| Work to complete |
Search the listing below for "Statistics". Copy each matching line.

Dataset rows:
>> Begin
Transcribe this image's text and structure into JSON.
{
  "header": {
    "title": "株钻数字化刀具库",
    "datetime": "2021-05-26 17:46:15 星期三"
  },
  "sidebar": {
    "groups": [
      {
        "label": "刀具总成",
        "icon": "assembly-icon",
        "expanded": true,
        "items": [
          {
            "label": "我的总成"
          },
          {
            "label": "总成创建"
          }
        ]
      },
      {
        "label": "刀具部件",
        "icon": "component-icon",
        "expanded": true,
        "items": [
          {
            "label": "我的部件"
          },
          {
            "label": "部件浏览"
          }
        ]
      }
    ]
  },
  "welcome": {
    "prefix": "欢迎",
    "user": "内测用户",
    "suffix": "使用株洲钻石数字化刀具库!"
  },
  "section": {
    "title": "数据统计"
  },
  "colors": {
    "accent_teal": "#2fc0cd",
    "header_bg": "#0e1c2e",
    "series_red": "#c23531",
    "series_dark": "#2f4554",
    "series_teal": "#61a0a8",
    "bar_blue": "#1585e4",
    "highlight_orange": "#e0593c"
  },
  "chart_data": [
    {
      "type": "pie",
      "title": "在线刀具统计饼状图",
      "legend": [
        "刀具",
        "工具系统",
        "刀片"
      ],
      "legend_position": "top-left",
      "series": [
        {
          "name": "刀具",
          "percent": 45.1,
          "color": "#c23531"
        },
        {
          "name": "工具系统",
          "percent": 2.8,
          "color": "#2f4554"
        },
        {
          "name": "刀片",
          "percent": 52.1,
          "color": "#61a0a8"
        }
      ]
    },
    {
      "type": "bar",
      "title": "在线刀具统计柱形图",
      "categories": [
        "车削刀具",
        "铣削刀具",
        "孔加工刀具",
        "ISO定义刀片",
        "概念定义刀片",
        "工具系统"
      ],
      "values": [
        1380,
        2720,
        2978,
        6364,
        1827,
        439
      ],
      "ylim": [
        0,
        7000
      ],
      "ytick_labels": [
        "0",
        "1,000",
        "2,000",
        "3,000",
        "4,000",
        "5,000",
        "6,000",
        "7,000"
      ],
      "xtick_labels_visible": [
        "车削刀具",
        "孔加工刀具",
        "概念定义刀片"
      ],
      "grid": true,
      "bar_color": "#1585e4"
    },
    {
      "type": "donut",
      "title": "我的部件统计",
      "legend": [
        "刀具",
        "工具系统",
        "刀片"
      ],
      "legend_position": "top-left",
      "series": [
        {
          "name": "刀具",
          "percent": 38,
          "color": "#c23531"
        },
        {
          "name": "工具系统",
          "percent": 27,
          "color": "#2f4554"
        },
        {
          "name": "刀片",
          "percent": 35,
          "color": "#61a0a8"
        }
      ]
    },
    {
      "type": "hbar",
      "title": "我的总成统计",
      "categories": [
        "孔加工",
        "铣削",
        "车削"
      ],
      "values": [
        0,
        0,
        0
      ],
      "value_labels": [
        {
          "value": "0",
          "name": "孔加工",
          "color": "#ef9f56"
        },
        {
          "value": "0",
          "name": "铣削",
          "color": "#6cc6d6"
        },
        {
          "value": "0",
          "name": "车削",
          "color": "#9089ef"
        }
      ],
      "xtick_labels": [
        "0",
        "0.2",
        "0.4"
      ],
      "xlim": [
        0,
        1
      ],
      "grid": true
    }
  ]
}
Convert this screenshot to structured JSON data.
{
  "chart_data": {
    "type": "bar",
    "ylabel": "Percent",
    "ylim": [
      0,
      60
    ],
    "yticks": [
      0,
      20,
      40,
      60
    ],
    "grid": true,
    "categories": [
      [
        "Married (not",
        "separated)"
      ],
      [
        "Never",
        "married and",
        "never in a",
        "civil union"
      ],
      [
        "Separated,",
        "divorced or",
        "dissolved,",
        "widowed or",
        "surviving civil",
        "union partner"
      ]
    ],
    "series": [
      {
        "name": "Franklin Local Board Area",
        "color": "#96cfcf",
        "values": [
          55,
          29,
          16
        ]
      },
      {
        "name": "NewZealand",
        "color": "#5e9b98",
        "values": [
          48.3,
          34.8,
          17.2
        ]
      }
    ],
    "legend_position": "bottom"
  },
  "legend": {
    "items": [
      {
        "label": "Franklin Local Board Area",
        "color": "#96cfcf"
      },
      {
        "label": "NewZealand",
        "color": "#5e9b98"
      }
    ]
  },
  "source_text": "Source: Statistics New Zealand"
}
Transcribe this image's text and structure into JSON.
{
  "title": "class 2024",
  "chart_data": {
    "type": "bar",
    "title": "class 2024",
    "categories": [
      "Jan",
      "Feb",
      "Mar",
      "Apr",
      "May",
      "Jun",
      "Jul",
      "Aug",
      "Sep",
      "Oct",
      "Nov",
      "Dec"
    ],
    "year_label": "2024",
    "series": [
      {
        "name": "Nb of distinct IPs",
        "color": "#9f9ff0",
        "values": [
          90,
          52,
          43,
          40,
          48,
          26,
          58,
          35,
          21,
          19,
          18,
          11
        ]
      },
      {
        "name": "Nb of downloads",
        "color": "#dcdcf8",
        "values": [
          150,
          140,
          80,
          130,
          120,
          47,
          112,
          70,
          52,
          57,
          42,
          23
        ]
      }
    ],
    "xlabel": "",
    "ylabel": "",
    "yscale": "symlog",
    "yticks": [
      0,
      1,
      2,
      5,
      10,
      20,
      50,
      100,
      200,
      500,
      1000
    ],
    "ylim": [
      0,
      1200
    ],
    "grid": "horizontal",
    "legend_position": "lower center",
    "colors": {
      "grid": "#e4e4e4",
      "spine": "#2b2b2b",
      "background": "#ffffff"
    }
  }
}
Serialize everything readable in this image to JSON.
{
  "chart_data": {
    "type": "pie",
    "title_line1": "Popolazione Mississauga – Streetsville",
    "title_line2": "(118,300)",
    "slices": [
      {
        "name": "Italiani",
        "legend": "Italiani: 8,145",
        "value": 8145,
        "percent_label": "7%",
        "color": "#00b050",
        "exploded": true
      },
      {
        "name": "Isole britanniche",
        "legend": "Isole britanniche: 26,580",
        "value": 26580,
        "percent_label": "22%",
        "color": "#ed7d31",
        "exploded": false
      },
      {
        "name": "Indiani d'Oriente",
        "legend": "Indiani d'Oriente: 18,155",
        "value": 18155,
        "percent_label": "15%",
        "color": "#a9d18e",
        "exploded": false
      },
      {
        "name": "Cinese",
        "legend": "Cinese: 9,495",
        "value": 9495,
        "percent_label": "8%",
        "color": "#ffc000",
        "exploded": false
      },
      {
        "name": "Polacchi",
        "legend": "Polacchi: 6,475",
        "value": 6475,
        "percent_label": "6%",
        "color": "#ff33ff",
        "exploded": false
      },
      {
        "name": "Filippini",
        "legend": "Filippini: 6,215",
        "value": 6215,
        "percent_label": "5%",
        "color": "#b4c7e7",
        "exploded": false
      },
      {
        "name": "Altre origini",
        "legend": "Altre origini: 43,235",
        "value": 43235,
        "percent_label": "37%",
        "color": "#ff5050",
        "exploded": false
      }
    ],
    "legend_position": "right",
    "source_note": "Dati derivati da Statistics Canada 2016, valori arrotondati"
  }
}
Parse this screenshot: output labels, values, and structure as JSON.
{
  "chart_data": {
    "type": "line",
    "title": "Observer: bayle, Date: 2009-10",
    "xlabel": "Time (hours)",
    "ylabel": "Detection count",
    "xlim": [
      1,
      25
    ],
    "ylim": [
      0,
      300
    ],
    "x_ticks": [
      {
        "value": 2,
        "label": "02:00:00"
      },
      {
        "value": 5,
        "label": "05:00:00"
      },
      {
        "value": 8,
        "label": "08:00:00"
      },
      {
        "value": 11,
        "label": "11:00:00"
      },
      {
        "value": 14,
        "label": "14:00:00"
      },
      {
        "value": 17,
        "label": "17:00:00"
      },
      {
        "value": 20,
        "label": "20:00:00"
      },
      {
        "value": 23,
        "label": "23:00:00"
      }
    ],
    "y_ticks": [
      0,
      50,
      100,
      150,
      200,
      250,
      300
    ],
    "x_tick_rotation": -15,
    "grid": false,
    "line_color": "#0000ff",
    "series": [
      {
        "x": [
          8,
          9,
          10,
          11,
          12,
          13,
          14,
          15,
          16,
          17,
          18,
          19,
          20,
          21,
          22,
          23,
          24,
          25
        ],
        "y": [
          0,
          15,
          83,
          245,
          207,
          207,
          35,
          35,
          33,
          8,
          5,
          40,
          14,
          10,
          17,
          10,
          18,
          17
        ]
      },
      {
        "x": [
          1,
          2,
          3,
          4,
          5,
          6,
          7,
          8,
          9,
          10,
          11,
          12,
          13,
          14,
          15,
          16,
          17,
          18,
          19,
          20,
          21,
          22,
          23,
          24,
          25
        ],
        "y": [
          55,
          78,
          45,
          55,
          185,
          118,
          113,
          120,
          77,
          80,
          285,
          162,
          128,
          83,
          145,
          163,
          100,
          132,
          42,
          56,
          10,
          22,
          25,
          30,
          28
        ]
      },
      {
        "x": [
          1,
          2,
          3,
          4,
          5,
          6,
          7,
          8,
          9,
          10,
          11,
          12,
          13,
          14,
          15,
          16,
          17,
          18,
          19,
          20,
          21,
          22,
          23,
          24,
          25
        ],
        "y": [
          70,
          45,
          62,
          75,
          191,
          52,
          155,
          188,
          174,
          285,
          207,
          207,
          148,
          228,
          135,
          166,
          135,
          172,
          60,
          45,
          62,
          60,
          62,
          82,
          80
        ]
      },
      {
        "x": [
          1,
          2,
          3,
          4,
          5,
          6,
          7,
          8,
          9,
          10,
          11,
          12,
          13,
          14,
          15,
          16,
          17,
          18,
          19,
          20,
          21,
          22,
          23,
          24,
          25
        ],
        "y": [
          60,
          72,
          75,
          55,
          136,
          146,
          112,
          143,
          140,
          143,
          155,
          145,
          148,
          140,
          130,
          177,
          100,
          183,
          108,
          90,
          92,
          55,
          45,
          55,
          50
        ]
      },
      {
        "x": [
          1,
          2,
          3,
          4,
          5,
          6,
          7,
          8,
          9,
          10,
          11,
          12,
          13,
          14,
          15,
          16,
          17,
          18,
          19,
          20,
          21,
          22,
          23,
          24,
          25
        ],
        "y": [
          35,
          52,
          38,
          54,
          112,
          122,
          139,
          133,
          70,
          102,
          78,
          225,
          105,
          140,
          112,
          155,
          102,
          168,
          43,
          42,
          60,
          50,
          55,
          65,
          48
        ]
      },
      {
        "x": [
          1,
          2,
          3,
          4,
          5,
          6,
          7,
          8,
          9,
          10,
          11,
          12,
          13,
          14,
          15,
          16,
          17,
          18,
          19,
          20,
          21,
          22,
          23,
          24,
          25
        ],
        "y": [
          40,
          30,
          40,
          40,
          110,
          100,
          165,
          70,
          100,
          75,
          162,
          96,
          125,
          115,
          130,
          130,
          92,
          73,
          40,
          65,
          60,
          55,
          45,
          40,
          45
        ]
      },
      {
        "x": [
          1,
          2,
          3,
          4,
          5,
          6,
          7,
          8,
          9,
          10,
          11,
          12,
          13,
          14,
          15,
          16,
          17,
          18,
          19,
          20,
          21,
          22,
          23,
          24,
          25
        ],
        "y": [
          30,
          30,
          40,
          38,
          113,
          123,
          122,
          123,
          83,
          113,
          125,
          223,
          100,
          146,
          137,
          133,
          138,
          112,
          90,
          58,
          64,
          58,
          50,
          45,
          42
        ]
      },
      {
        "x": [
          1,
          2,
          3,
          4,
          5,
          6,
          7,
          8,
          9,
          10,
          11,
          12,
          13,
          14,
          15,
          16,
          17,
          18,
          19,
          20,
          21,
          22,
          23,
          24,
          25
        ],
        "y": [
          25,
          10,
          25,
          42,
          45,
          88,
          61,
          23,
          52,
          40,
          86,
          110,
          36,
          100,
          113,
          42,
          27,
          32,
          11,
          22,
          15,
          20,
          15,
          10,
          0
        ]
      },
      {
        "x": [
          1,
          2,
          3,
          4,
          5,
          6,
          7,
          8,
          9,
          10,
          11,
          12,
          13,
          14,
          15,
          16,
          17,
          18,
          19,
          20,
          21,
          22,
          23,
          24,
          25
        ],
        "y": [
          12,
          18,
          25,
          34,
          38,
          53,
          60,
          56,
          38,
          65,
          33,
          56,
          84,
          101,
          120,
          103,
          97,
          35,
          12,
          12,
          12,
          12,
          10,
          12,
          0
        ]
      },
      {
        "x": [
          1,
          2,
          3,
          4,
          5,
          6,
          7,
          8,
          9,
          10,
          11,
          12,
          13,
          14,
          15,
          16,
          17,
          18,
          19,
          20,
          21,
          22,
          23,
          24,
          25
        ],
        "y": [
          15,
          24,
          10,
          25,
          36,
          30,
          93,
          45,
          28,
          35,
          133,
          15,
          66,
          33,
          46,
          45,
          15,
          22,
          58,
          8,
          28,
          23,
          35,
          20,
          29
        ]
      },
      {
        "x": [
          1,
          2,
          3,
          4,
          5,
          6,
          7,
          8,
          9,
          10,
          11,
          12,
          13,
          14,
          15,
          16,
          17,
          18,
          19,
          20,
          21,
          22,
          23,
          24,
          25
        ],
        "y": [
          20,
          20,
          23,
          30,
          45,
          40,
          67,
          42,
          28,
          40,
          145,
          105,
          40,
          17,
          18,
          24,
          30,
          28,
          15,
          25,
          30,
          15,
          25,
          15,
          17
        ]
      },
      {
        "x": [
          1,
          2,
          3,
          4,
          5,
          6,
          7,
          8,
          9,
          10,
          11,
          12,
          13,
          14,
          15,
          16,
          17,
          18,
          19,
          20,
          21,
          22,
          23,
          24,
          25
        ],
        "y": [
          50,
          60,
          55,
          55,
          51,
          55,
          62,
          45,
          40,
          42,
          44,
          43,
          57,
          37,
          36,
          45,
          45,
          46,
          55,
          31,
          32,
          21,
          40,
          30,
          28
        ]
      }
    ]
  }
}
>> End
| The completed task |
  "source_text": "Source: Statistics New Zealand"
    "source_note": "Dati derivati da Statistics Canada 2016, valori arrotondati"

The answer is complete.